** Start of Data shown **
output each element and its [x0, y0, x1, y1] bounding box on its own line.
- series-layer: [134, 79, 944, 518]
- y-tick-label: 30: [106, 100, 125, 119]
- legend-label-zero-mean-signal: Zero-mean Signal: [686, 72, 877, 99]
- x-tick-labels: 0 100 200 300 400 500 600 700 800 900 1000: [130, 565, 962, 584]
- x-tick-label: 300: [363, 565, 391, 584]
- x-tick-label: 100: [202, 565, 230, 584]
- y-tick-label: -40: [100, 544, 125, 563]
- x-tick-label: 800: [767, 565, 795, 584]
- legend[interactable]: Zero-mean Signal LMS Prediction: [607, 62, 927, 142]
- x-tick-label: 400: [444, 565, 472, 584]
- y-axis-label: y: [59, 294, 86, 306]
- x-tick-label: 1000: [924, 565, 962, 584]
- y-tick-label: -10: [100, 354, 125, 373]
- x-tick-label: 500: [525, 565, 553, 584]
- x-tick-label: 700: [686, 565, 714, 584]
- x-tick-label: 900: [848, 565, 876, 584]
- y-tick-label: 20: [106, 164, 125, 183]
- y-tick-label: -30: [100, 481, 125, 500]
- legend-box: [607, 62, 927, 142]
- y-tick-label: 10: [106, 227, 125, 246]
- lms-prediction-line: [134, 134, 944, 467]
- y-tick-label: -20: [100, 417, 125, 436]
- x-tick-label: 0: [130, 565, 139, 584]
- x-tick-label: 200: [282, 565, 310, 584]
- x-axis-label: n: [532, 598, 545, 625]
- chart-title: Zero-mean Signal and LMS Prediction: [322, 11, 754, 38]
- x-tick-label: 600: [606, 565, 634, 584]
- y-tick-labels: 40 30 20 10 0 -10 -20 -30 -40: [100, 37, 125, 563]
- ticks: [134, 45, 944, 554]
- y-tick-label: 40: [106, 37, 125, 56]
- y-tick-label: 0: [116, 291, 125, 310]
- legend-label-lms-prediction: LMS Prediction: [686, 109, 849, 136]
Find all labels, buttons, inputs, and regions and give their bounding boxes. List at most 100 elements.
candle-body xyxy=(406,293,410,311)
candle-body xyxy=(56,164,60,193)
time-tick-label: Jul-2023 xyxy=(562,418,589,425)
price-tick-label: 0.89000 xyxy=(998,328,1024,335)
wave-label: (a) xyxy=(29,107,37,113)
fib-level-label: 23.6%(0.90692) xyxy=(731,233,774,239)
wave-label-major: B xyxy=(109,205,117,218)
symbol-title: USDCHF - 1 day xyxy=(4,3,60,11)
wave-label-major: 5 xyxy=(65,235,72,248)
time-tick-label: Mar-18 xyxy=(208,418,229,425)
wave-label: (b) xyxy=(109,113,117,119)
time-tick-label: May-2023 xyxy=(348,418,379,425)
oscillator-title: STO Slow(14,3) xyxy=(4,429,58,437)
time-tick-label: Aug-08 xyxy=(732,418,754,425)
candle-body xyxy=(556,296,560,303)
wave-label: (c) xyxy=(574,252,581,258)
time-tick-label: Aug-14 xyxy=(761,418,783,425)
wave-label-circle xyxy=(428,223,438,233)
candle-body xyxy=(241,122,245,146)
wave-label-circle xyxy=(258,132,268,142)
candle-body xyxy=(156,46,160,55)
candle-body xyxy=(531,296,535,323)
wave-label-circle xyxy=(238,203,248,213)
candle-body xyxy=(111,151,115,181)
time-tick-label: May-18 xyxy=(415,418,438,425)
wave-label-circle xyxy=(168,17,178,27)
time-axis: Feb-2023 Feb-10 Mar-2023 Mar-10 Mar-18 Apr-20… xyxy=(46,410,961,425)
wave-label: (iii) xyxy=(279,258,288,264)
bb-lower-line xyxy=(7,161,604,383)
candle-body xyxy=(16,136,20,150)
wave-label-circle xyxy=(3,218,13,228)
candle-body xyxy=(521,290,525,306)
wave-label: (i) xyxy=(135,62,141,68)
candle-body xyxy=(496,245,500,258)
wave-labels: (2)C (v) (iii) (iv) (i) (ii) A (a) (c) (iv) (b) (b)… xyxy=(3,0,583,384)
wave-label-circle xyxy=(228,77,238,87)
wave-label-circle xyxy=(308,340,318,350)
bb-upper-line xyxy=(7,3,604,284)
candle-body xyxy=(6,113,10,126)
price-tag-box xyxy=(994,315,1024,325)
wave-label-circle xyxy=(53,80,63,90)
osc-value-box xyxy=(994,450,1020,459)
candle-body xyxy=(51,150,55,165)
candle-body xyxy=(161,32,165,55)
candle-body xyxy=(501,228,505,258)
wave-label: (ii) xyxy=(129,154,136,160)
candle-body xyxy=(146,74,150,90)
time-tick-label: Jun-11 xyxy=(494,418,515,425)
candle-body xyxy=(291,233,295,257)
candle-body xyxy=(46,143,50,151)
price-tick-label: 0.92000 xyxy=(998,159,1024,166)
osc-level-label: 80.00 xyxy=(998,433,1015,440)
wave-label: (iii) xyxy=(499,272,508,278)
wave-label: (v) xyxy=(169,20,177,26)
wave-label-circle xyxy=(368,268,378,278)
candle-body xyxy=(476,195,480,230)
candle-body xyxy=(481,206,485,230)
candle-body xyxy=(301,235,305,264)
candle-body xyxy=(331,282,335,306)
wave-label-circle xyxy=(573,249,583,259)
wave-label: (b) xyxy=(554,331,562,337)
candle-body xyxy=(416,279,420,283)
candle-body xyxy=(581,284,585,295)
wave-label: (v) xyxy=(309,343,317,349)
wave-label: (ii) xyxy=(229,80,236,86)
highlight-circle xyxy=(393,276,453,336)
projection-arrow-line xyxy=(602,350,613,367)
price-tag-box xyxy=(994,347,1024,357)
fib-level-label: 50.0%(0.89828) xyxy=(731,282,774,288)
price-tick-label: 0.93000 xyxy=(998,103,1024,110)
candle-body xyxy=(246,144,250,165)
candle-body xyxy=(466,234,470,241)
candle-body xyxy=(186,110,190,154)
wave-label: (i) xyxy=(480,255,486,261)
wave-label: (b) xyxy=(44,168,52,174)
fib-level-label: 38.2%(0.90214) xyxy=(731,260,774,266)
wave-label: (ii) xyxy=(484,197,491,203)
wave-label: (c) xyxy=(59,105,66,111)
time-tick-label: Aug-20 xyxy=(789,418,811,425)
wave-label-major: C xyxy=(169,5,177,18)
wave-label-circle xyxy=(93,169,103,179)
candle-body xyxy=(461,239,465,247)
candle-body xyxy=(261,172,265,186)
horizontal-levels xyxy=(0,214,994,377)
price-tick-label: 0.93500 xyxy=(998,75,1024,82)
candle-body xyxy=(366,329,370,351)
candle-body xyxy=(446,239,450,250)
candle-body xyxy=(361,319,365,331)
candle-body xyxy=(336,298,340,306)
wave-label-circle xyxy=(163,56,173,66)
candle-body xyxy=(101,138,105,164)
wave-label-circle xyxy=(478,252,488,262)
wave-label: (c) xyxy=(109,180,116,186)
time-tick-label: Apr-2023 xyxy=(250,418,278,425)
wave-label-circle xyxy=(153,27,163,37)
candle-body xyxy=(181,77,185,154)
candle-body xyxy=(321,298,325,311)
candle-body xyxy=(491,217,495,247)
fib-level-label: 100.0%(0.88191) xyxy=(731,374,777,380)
** End of Data shown **
**Aim of the exercise**: How many lines of the records above contain the string "price", with uppercase and lowercase treated as different? Reply with the number alone.

**Worked answer**: 6